+++ Records to process

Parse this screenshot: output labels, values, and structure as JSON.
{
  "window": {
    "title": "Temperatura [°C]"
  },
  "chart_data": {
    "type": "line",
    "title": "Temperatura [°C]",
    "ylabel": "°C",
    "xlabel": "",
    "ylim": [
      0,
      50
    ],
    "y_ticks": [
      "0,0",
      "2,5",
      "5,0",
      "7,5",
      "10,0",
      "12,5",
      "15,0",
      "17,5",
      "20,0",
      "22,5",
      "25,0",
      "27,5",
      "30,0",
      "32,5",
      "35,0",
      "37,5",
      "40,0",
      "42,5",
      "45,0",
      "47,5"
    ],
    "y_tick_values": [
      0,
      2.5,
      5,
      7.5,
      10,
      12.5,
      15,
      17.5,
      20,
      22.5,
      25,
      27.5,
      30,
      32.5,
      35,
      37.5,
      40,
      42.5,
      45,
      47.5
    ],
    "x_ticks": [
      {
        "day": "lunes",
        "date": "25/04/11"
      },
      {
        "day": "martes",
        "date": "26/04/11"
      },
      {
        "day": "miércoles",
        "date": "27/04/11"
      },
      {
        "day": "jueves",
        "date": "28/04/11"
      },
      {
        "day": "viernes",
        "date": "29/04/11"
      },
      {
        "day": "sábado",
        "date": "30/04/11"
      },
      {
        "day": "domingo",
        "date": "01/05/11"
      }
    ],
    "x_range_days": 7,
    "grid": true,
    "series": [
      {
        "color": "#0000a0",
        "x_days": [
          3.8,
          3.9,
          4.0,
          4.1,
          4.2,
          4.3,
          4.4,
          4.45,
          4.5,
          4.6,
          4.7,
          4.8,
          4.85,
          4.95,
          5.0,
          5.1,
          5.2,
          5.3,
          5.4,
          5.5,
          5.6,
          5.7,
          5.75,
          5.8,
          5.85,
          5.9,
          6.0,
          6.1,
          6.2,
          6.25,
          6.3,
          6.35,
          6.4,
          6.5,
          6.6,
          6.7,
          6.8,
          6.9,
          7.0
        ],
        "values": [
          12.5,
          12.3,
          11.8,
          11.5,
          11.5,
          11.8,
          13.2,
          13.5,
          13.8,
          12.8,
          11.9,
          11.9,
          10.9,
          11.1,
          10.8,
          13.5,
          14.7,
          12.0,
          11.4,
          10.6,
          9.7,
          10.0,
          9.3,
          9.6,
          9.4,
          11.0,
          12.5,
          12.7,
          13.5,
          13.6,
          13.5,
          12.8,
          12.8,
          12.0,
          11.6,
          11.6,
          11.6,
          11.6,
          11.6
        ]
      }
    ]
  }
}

++++++

__Your task__. Please repeat the material above, word for word and in full.

__Reply to the exercise__.
Parse this screenshot: output labels, values, and structure as JSON.
{
  "window": {
    "title": "Temperatura [°C]"
  },
  "chart_data": {
    "type": "line",
    "title": "Temperatura [°C]",
    "ylabel": "°C",
    "xlabel": "",
    "ylim": [
      0,
      50
    ],
    "y_ticks": [
      "0,0",
      "2,5",
      "5,0",
      "7,5",
      "10,0",
      "12,5",
      "15,0",
      "17,5",
      "20,0",
      "22,5",
      "25,0",
      "27,5",
      "30,0",
      "32,5",
      "35,0",
      "37,5",
      "40,0",
      "42,5",
      "45,0",
      "47,5"
    ],
    "y_tick_values": [
      0,
      2.5,
      5,
      7.5,
      10,
      12.5,
      15,
      17.5,
      20,
      22.5,
      25,
      27.5,
      30,
      32.5,
      35,
      37.5,
      40,
      42.5,
      45,
      47.5
    ],
    "x_ticks": [
      {
        "day": "lunes",
        "date": "25/04/11"
      },
      {
        "day": "martes",
        "date": "26/04/11"
      },
      {
        "day": "miércoles",
        "date": "27/04/11"
      },
      {
        "day": "jueves",
        "date": "28/04/11"
      },
      {
        "day": "viernes",
        "date": "29/04/11"
      },
      {
        "day": "sábado",
        "date": "30/04/11"
      },
      {
        "day": "domingo",
        "date": "01/05/11"
      }
    ],
    "x_range_days": 7,
    "grid": true,
    "series": [
      {
        "color": "#0000a0",
        "x_days": [
          3.8,
          3.9,
          4.0,
          4.1,
          4.2,
          4.3,
          4.4,
          4.45,
          4.5,
          4.6,
          4.7,
          4.8,
          4.85,
          4.95,
          5.0,
          5.1,
          5.2,
          5.3,
          5.4,
          5.5,
          5.6,
          5.7,
          5.75,
          5.8,
          5.85,
          5.9,
          6.0,
          6.1,
          6.2,
          6.25,
          6.3,
          6.35,
          6.4,
          6.5,
          6.6,
          6.7,
          6.8,
          6.9,
          7.0
        ],
        "values": [
          12.5,
          12.3,
          11.8,
          11.5,
          11.5,
          11.8,
          13.2,
          13.5,
          13.8,
          12.8,
          11.9,
          11.9,
          10.9,
          11.1,
          10.8,
          13.5,
          14.7,
          12.0,
          11.4,
          10.6,
          9.7,
          10.0,
          9.3,
          9.6,
          9.4,
          11.0,
          12.5,
          12.7,
          13.5,
          13.6,
          13.5,
          12.8,
          12.8,
          12.0,
          11.6,
          11.6,
          11.6,
          11.6,
          11.6
        ]
      }
    ]
  }
}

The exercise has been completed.